[EXERCISE REQUIREMENTS]
All of the data that follows should be retyped exactly, please, except the pictures.

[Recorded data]

»»

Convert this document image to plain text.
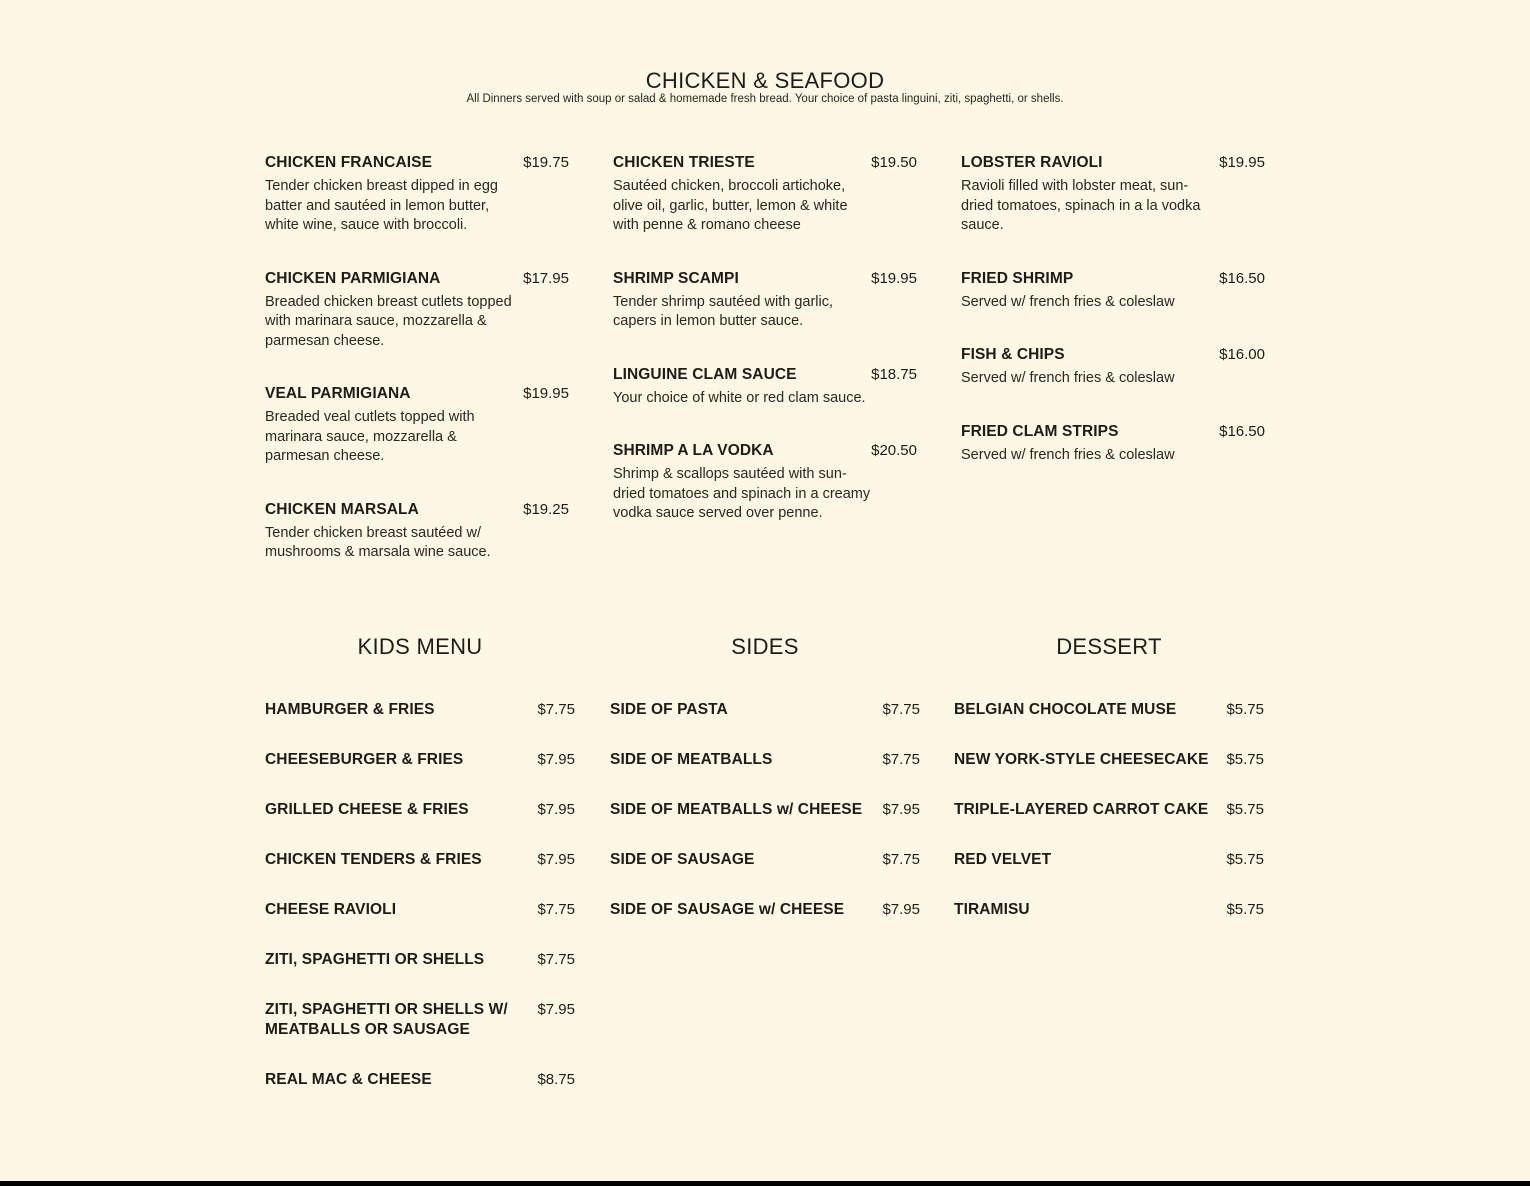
CHICKEN & SEAFOOD
All Dinners served with soup or salad & homemade fresh bread. Your choice of pasta linguini, ziti, spaghetti, or shells.
CHICKEN FRANCAISE	$19.75
Tender chicken breast dipped in egg batter and sautéed in lemon butter, white wine, sauce with broccoli.
CHICKEN PARMIGIANA	$17.95
Breaded chicken breast cutlets topped with marinara sauce, mozzarella & parmesan cheese.
VEAL PARMIGIANA	$19.95
Breaded veal cutlets topped with marinara sauce, mozzarella & parmesan cheese.
CHICKEN MARSALA	$19.25
Tender chicken breast sautéed w/ mushrooms & marsala wine sauce.
CHICKEN TRIESTE	$19.50
Sautéed chicken, broccoli artichoke, olive oil, garlic, butter, lemon & white with penne & romano cheese
SHRIMP SCAMPI	$19.95
Tender shrimp sautéed with garlic, capers in lemon butter sauce.
LINGUINE CLAM SAUCE	$18.75
Your choice of white or red clam sauce.
SHRIMP A LA VODKA	$20.50
Shrimp & scallops sautéed with sun-dried tomatoes and spinach in a creamy vodka sauce served over penne.
LOBSTER RAVIOLI	$19.95
Ravioli filled with lobster meat, sun-dried tomatoes, spinach in a la vodka sauce.
FRIED SHRIMP	$16.50
Served w/ french fries & coleslaw
FISH & CHIPS	$16.00
Served w/ french fries & coleslaw
FRIED CLAM STRIPS	$16.50
Served w/ french fries & coleslaw
KIDS MENU	SIDES	DESSERT
HAMBURGER & FRIES	$7.75
CHEESEBURGER & FRIES	$7.95
GRILLED CHEESE & FRIES	$7.95
CHICKEN TENDERS & FRIES	$7.95
CHEESE RAVIOLI	$7.75
ZITI, SPAGHETTI OR SHELLS	$7.75
ZITI, SPAGHETTI OR SHELLS W/ MEATBALLS OR SAUSAGE
$7.95
REAL MAC & CHEESE	$8.75
SIDE OF PASTA	$7.75
SIDE OF MEATBALLS	$7.75
SIDE OF MEATBALLS w/ CHEESE	$7.95
SIDE OF SAUSAGE	$7.75
SIDE OF SAUSAGE w/ CHEESE	$7.95
BELGIAN CHOCOLATE MUSE	$5.75
NEW YORK-STYLE CHEESECAKE	$5.75
TRIPLE-LAYERED CARROT CAKE	$5.75
RED VELVET	$5.75
TIRAMISU	$5.75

««

[WORKED SOLUTION]
Convert this document image to plain text.
CHICKEN & SEAFOOD
All Dinners served with soup or salad & homemade fresh bread. Your choice of pasta linguini, ziti, spaghetti, or shells.
CHICKEN FRANCAISE	$19.75
Tender chicken breast dipped in egg batter and sautéed in lemon butter, white wine, sauce with broccoli.
CHICKEN PARMIGIANA	$17.95
Breaded chicken breast cutlets topped with marinara sauce, mozzarella & parmesan cheese.
VEAL PARMIGIANA	$19.95
Breaded veal cutlets topped with marinara sauce, mozzarella & parmesan cheese.
CHICKEN MARSALA	$19.25
Tender chicken breast sautéed w/ mushrooms & marsala wine sauce.
CHICKEN TRIESTE	$19.50
Sautéed chicken, broccoli artichoke, olive oil, garlic, butter, lemon & white with penne & romano cheese
SHRIMP SCAMPI	$19.95
Tender shrimp sautéed with garlic, capers in lemon butter sauce.
LINGUINE CLAM SAUCE	$18.75
Your choice of white or red clam sauce.
SHRIMP A LA VODKA	$20.50
Shrimp & scallops sautéed with sun-dried tomatoes and spinach in a creamy vodka sauce served over penne.
LOBSTER RAVIOLI	$19.95
Ravioli filled with lobster meat, sun-dried tomatoes, spinach in a la vodka sauce.
FRIED SHRIMP	$16.50
Served w/ french fries & coleslaw
FISH & CHIPS	$16.00
Served w/ french fries & coleslaw
FRIED CLAM STRIPS	$16.50
Served w/ french fries & coleslaw
KIDS MENU	SIDES	DESSERT
HAMBURGER & FRIES	$7.75
CHEESEBURGER & FRIES	$7.95
GRILLED CHEESE & FRIES	$7.95
CHICKEN TENDERS & FRIES	$7.95
CHEESE RAVIOLI	$7.75
ZITI, SPAGHETTI OR SHELLS	$7.75
ZITI, SPAGHETTI OR SHELLS W/ MEATBALLS OR SAUSAGE
$7.95
REAL MAC & CHEESE	$8.75
SIDE OF PASTA	$7.75
SIDE OF MEATBALLS	$7.75
SIDE OF MEATBALLS w/ CHEESE	$7.95
SIDE OF SAUSAGE	$7.75
SIDE OF SAUSAGE w/ CHEESE	$7.95
BELGIAN CHOCOLATE MUSE	$5.75
NEW YORK-STYLE CHEESECAKE	$5.75
TRIPLE-LAYERED CARROT CAKE	$5.75
RED VELVET	$5.75
TIRAMISU	$5.75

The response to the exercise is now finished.